**TASK STATEMENT**.
Return all lines that include the string "mean".

**INPUT MATERIAL**.
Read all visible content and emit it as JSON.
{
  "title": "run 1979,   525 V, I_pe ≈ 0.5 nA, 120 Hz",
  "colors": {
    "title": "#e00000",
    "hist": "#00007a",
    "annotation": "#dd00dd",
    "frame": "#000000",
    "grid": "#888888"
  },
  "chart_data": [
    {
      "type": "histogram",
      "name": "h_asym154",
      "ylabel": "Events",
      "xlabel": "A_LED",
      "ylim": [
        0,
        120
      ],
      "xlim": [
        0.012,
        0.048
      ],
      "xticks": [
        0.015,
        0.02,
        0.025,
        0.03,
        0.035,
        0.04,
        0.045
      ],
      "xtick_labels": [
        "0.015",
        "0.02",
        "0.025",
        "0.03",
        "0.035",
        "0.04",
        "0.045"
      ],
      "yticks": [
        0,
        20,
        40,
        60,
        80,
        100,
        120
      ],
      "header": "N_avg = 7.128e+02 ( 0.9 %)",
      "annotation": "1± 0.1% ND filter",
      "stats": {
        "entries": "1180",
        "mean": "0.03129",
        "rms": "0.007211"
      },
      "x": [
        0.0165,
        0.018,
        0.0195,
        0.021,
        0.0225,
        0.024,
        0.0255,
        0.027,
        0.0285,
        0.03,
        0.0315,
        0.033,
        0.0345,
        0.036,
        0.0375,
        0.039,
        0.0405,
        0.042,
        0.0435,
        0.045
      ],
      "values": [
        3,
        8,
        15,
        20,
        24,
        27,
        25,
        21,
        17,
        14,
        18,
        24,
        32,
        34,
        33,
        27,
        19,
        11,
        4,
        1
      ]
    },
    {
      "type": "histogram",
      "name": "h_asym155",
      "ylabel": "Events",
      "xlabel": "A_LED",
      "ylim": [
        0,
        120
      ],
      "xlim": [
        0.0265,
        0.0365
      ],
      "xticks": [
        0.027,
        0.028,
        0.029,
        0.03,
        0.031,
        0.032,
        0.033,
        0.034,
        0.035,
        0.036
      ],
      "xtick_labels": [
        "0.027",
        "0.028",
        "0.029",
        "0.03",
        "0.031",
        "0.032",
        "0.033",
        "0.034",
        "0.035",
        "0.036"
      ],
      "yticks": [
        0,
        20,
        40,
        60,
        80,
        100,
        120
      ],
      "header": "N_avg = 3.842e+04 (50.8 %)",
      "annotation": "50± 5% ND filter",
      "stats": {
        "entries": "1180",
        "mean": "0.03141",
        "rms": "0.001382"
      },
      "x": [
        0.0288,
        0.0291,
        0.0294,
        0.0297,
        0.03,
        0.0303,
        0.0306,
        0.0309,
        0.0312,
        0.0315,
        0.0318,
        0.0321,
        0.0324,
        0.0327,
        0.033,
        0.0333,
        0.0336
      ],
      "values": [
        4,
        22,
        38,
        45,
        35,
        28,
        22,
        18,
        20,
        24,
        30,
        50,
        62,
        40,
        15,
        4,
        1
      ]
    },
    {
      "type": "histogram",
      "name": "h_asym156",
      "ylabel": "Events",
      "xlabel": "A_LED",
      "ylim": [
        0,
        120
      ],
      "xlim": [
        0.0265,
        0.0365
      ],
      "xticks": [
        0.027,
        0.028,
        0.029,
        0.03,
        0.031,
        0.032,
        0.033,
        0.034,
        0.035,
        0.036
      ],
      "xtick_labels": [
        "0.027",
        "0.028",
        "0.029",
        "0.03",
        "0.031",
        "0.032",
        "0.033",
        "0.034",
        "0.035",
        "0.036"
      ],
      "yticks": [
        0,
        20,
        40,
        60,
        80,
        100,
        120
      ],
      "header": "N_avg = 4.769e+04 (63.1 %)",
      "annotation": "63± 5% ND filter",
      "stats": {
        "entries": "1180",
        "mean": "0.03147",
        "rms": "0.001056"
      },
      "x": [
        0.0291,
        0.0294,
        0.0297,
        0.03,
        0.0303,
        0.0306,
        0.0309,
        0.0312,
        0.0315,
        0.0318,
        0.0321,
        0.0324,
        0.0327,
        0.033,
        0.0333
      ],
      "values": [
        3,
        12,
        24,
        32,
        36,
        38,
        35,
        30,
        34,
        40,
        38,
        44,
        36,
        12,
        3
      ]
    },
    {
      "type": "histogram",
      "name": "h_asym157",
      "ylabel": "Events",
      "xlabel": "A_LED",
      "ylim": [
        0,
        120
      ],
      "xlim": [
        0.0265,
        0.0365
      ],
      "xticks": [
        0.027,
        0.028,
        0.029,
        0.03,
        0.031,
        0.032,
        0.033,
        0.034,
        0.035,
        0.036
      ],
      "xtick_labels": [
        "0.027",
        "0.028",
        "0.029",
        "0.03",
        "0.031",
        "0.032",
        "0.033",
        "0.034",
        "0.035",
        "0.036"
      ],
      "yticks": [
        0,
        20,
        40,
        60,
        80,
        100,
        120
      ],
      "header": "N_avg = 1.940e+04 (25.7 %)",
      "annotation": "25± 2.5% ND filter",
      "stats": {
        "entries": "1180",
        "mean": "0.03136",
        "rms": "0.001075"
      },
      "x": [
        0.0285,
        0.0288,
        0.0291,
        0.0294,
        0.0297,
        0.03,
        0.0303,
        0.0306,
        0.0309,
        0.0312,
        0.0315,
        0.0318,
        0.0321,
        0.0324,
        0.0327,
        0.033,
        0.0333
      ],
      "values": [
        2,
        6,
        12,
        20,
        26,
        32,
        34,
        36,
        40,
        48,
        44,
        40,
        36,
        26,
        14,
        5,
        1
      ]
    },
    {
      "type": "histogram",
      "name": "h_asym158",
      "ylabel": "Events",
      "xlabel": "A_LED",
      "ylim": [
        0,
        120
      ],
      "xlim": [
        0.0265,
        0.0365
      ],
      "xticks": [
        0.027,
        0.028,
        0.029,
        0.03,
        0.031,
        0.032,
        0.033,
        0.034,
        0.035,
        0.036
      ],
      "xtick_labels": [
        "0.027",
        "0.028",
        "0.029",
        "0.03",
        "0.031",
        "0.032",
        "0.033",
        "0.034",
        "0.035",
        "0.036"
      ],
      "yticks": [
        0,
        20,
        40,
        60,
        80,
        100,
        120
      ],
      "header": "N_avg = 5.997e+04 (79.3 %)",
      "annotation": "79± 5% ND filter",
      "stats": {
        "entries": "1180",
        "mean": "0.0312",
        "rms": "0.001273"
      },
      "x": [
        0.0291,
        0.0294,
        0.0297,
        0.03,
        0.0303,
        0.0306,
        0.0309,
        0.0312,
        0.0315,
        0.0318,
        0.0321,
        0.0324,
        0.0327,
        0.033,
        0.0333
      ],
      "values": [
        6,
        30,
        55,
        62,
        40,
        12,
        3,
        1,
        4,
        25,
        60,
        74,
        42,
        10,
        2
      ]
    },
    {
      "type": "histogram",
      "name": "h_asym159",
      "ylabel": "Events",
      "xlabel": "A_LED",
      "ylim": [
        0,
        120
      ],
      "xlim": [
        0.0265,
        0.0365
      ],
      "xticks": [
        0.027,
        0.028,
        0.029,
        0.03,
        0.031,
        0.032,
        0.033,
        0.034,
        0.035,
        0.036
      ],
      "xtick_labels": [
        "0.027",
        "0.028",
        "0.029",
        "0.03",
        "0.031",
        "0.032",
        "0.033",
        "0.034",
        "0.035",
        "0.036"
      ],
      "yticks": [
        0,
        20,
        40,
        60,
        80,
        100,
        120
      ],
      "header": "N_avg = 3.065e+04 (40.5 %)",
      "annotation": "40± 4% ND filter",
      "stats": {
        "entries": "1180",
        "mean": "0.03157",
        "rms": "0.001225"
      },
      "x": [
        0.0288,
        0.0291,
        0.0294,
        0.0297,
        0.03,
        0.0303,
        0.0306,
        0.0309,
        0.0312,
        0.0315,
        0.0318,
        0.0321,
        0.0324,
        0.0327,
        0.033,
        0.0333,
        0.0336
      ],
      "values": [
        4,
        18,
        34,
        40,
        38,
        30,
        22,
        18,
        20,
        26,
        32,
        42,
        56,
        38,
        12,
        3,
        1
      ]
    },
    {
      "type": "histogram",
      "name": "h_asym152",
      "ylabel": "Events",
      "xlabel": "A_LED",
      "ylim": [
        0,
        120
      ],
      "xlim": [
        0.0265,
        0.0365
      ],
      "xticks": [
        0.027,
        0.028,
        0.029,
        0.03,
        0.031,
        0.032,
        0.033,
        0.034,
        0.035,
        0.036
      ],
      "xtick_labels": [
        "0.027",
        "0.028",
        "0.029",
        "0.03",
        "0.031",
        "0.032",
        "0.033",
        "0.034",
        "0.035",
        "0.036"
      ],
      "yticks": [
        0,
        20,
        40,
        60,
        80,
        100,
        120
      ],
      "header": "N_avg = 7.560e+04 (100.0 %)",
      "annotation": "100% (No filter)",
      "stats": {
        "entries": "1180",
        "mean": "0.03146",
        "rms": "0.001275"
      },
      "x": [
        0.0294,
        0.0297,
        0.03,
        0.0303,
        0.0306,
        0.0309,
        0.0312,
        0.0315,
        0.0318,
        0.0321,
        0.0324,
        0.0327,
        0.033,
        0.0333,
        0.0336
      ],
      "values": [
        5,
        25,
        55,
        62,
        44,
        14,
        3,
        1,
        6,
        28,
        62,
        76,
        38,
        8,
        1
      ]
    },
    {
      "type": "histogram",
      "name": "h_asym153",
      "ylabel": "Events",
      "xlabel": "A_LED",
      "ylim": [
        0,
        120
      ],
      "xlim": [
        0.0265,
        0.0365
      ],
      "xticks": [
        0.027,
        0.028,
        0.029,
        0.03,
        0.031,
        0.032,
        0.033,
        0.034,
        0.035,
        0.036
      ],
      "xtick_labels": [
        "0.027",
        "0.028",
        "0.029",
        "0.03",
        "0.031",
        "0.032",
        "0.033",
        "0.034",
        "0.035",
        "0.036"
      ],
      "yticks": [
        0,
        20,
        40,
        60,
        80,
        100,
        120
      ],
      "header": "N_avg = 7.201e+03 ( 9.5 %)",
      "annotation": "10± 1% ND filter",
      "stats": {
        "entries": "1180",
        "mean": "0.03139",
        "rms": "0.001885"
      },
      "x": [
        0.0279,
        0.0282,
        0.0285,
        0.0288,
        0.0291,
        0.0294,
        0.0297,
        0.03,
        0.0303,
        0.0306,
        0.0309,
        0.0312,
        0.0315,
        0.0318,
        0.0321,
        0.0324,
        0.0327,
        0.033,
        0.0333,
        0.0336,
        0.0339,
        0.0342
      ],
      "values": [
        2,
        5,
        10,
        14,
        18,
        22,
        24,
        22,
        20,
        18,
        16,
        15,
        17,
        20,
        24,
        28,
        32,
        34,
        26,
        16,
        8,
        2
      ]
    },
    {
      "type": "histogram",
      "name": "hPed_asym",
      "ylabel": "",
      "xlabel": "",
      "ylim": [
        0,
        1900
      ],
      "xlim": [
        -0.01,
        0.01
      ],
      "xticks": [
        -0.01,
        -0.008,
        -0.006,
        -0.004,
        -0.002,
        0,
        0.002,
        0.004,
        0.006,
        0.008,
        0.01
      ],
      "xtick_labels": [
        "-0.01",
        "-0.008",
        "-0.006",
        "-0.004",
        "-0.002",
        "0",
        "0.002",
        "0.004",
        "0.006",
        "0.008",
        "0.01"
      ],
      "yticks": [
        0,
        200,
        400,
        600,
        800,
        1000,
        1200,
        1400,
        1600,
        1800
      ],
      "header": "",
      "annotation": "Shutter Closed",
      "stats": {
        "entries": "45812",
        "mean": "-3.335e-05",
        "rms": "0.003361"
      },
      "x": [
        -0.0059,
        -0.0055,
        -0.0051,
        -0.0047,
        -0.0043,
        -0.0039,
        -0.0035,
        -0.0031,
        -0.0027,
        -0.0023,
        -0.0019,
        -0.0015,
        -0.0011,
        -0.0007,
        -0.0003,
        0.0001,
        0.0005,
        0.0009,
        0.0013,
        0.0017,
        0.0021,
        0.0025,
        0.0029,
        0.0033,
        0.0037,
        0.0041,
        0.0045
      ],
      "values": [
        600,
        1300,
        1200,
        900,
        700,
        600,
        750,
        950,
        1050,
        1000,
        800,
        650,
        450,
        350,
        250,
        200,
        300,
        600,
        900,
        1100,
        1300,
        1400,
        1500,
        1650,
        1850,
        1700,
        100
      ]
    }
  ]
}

**FULL SOLUTION**.
        "mean": "0.03129",
        "mean": "0.03141",
        "mean": "0.03147",
        "mean": "0.03136",
        "mean": "0.0312",
        "mean": "0.03157",
        "mean": "0.03146",
        "mean": "0.03139",
        "mean": "-3.335e-05",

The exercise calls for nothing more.